(Dataset entries)
☆ ☆ ☆ ☆ ☆

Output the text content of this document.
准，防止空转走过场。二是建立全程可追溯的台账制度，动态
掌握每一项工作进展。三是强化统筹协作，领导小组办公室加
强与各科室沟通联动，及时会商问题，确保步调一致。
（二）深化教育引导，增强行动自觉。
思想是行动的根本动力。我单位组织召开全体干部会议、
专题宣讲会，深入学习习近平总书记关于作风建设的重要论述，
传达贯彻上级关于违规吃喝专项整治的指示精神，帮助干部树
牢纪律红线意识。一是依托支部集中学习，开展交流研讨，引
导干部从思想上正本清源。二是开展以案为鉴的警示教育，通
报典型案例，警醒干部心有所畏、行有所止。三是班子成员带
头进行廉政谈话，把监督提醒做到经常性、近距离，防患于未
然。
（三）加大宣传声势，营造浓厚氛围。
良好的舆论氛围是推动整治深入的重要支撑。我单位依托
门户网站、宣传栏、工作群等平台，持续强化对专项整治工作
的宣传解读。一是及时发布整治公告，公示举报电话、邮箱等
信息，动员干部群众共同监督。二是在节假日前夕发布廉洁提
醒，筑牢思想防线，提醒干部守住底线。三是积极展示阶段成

☆ ☆ ☆ ☆ ☆

» Task: Reproduce the data, keeping every line exactly the same.

» Final result:
Output the text content of this document.
准，防止空转走过场。二是建立全程可追溯的台账制度，动态
掌握每一项工作进展。三是强化统筹协作，领导小组办公室加
强与各科室沟通联动，及时会商问题，确保步调一致。
（二）深化教育引导，增强行动自觉。
思想是行动的根本动力。我单位组织召开全体干部会议、
专题宣讲会，深入学习习近平总书记关于作风建设的重要论述，
传达贯彻上级关于违规吃喝专项整治的指示精神，帮助干部树
牢纪律红线意识。一是依托支部集中学习，开展交流研讨，引
导干部从思想上正本清源。二是开展以案为鉴的警示教育，通
报典型案例，警醒干部心有所畏、行有所止。三是班子成员带
头进行廉政谈话，把监督提醒做到经常性、近距离，防患于未
然。
（三）加大宣传声势，营造浓厚氛围。
良好的舆论氛围是推动整治深入的重要支撑。我单位依托
门户网站、宣传栏、工作群等平台，持续强化对专项整治工作
的宣传解读。一是及时发布整治公告，公示举报电话、邮箱等
信息，动员干部群众共同监督。二是在节假日前夕发布廉洁提
醒，筑牢思想防线，提醒干部守住底线。三是积极展示阶段成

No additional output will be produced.